**Information supplied**:
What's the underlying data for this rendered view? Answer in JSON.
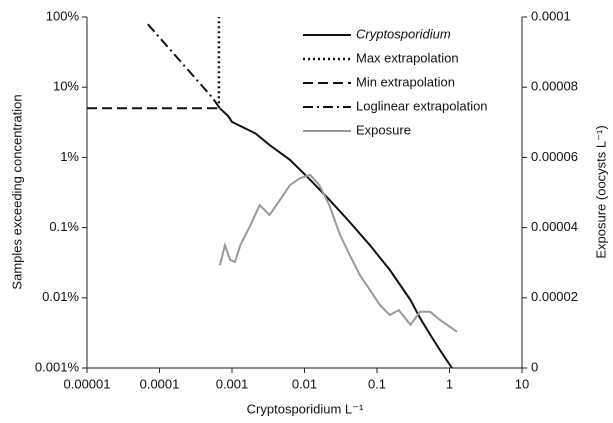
{
  "chart_data": {
    "type": "line",
    "xlabel": "Cryptosporidium L⁻¹",
    "ylabel": "Samples exceeding concentration",
    "y2label": "Exposure (oocysts L⁻¹)",
    "xscale": "log",
    "yscale": "log",
    "xlim": [
      1e-05,
      10
    ],
    "xticks": [
      1e-05,
      0.0001,
      0.001,
      0.01,
      0.1,
      1,
      10
    ],
    "ylim": [
      0.001,
      100
    ],
    "yticks": [
      {
        "value": 0.001,
        "label": "0.001%"
      },
      {
        "value": 0.01,
        "label": "0.01%"
      },
      {
        "value": 0.1,
        "label": "0.1%"
      },
      {
        "value": 1,
        "label": "1%"
      },
      {
        "value": 10,
        "label": "10%"
      },
      {
        "value": 100,
        "label": "100%"
      }
    ],
    "y2lim": [
      0,
      0.0001
    ],
    "y2ticks": [
      0,
      2e-05,
      4e-05,
      6e-05,
      8e-05,
      0.0001
    ],
    "grid": false,
    "legend": "upper right",
    "series": [
      {
        "name": "Cryptosporidium",
        "color": "#111111",
        "dash": "solid",
        "italic": true,
        "x": [
          0.00068,
          0.00088,
          0.001,
          0.0013,
          0.0021,
          0.0033,
          0.0063,
          0.012,
          0.022,
          0.042,
          0.08,
          0.15,
          0.29,
          0.39,
          0.54,
          0.74,
          1.08
        ],
        "values": [
          5,
          3.9,
          3.2,
          2.8,
          2.2,
          1.5,
          0.92,
          0.48,
          0.25,
          0.12,
          0.056,
          0.025,
          0.0093,
          0.0052,
          0.003,
          0.0018,
          0.001
        ]
      },
      {
        "name": "Max extrapolation",
        "color": "#111111",
        "dash": "dotted",
        "x": [
          0.00066,
          0.00066
        ],
        "values": [
          5,
          100
        ]
      },
      {
        "name": "Min extrapolation",
        "color": "#111111",
        "dash": "dashed",
        "x": [
          1e-05,
          0.00066
        ],
        "values": [
          5,
          5
        ]
      },
      {
        "name": "Loglinear extrapolation",
        "color": "#111111",
        "dash": "dashdot",
        "x": [
          6.9e-05,
          0.00053,
          0.00068
        ],
        "values": [
          79,
          7.2,
          5
        ]
      },
      {
        "name": "Exposure",
        "color": "#999999",
        "dash": "solid",
        "axis": "y2",
        "x": [
          0.00068,
          0.0008,
          0.00094,
          0.0011,
          0.0013,
          0.0018,
          0.0024,
          0.0033,
          0.0046,
          0.0063,
          0.0087,
          0.012,
          0.016,
          0.022,
          0.031,
          0.042,
          0.058,
          0.08,
          0.11,
          0.15,
          0.2,
          0.29,
          0.39,
          0.54,
          0.74,
          1.27
        ],
        "values": [
          2.93e-05,
          3.5e-05,
          3.08e-05,
          3.02e-05,
          3.5e-05,
          4.07e-05,
          4.64e-05,
          4.36e-05,
          4.79e-05,
          5.21e-05,
          5.41e-05,
          5.5e-05,
          5.21e-05,
          4.64e-05,
          3.79e-05,
          3.22e-05,
          2.65e-05,
          2.22e-05,
          1.79e-05,
          1.51e-05,
          1.65e-05,
          1.23e-05,
          1.6e-05,
          1.6e-05,
          1.37e-05,
          1.03e-05
        ]
      }
    ]
  }
}
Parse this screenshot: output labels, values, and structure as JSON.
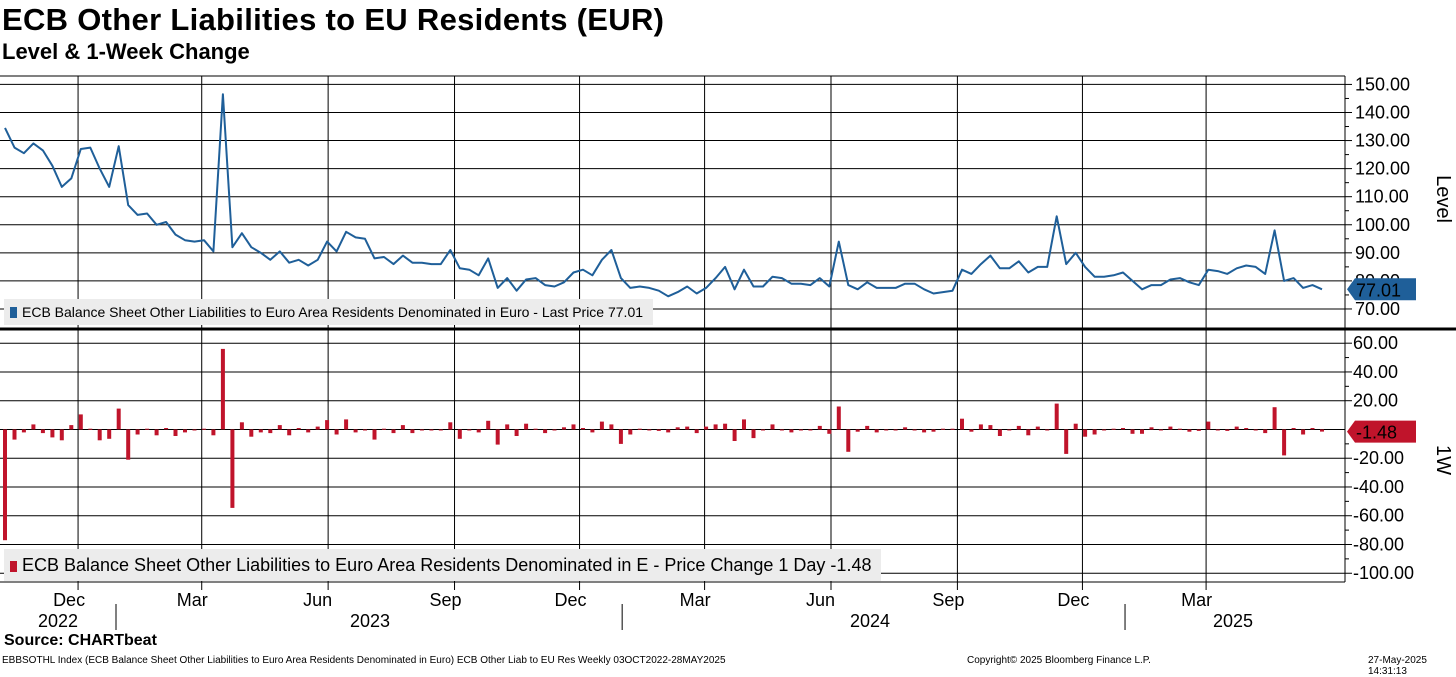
{
  "title": "ECB Other Liabilities to EU Residents (EUR)",
  "subtitle": "Level & 1-Week Change",
  "source": "Source: CHARTbeat",
  "footer": {
    "left": "EBBSOTHL Index (ECB Balance Sheet Other Liabilities to Euro Area Residents Denominated in Euro) ECB Other Liab to EU Res  Weekly 03OCT2022-28MAY2025",
    "middle": "Copyright© 2025 Bloomberg Finance L.P.",
    "right": "27-May-2025 14:31:13"
  },
  "colors": {
    "level": "#1f5f99",
    "change": "#c0142b",
    "grid": "#000000"
  },
  "chart_data": [
    {
      "type": "line",
      "title": "Level & 1-Week Change",
      "ylabel": "Level",
      "ylim": [
        65,
        153
      ],
      "yticks": [
        "70.00",
        "80.00",
        "90.00",
        "100.00",
        "110.00",
        "120.00",
        "130.00",
        "140.00",
        "150.00"
      ],
      "last_value_label": "77.01",
      "legend": "ECB Balance Sheet Other Liabilities to Euro Area Residents Denominated in Euro - Last Price 77.01",
      "x_start": "2022-10-03",
      "x_end": "2025-05-28",
      "x_tick_labels": [
        "Dec",
        "Mar",
        "Jun",
        "Sep",
        "Dec",
        "Mar",
        "Jun",
        "Sep",
        "Dec",
        "Mar"
      ],
      "year_labels": [
        "2022",
        "2023",
        "2024",
        "2025"
      ],
      "series": [
        {
          "name": "ECB Balance Sheet Other Liabilities to Euro Area Residents Denominated in Euro",
          "values": [
            134.5,
            127.5,
            125.5,
            129,
            126.5,
            121,
            113.5,
            116.5,
            127,
            127.5,
            120,
            113.5,
            128,
            107,
            103.5,
            104,
            100,
            101,
            96.5,
            94.5,
            94,
            94.5,
            90.5,
            146.5,
            92,
            97,
            92,
            90,
            87.5,
            90.5,
            86.5,
            87.5,
            85.5,
            87.5,
            94,
            90.5,
            97.5,
            95.5,
            95,
            88,
            88.5,
            86,
            89,
            86.5,
            86.5,
            86,
            86,
            91,
            84.5,
            84,
            82,
            88,
            77.5,
            81,
            76.5,
            80.5,
            81,
            78.5,
            78,
            79.5,
            83,
            84,
            82,
            87.5,
            91,
            81,
            77.5,
            78,
            77.5,
            76.5,
            74.5,
            76,
            78,
            75.5,
            77.5,
            81,
            85,
            77,
            84,
            78,
            78,
            81.5,
            81,
            79,
            79,
            78.5,
            81,
            78,
            94,
            78.5,
            77,
            79.5,
            77.5,
            77.5,
            77.5,
            79,
            79,
            77,
            75.5,
            76,
            76.5,
            84,
            82.5,
            86,
            89,
            84.5,
            84.5,
            87,
            83,
            85,
            85,
            103,
            86,
            90,
            85,
            81.5,
            81.5,
            82,
            83,
            80,
            77,
            78.5,
            78.5,
            80.5,
            81,
            79.5,
            78.5,
            84,
            83.5,
            82.5,
            84.5,
            85.5,
            85,
            82.5,
            98,
            80,
            81,
            77.5,
            78.5,
            77.01
          ]
        }
      ]
    },
    {
      "type": "bar",
      "ylabel": "1W",
      "ylim": [
        -104,
        65
      ],
      "yticks": [
        "-100.00",
        "-80.00",
        "-60.00",
        "-40.00",
        "-20.00",
        "20.00",
        "40.00",
        "60.00"
      ],
      "last_value_label": "-1.48",
      "legend": "ECB Balance Sheet Other Liabilities to Euro Area Residents Denominated in E - Price Change 1 Day -1.48",
      "series": [
        {
          "name": "ECB Balance Sheet Other Liabilities to Euro Area Residents Denominated in E - Price Change 1 Day",
          "values": [
            -77,
            -7,
            -2,
            3.5,
            -2.5,
            -5.5,
            -7.5,
            3,
            10.5,
            0.5,
            -7.5,
            -6.5,
            14.5,
            -21,
            -3.5,
            0.5,
            -4,
            1,
            -4.5,
            -2,
            -0.5,
            0.5,
            -4,
            56,
            -54.5,
            5,
            -5,
            -2,
            -2.5,
            3,
            -4,
            1,
            -2,
            2,
            6.5,
            -3.5,
            7,
            -2,
            -0.5,
            -7,
            0.5,
            -2.5,
            3,
            -2.5,
            0,
            -0.5,
            0,
            5,
            -6.5,
            -0.5,
            -2,
            6,
            -10.5,
            3.5,
            -4.5,
            4,
            0.5,
            -2.5,
            -0.5,
            1.5,
            3.5,
            1,
            -2,
            5.5,
            3.5,
            -10,
            -3.5,
            0.5,
            -0.5,
            -1,
            -2,
            1.5,
            2,
            -2.5,
            2,
            3.5,
            4,
            -8,
            7,
            -6,
            0,
            3.5,
            -0.5,
            -2,
            0,
            -0.5,
            2.5,
            -3,
            16,
            -15.5,
            -1.5,
            2.5,
            -2,
            0,
            0,
            1.5,
            0,
            -2,
            -1.5,
            0.5,
            0.5,
            7.5,
            -1.5,
            3.5,
            3,
            -4.5,
            0,
            2.5,
            -4,
            2,
            0,
            18,
            -17,
            4,
            -5,
            -3.5,
            0,
            0.5,
            1,
            -3,
            -3,
            1.5,
            0,
            2,
            0.5,
            -1.5,
            -1,
            5.5,
            -0.5,
            -1,
            2,
            1,
            -0.5,
            -2.5,
            15.5,
            -18,
            1,
            -3.5,
            1,
            -1.48
          ]
        }
      ]
    }
  ]
}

**What is expected**: Give only the number of lines in the records that include the word "Euro".

**Answer**: 5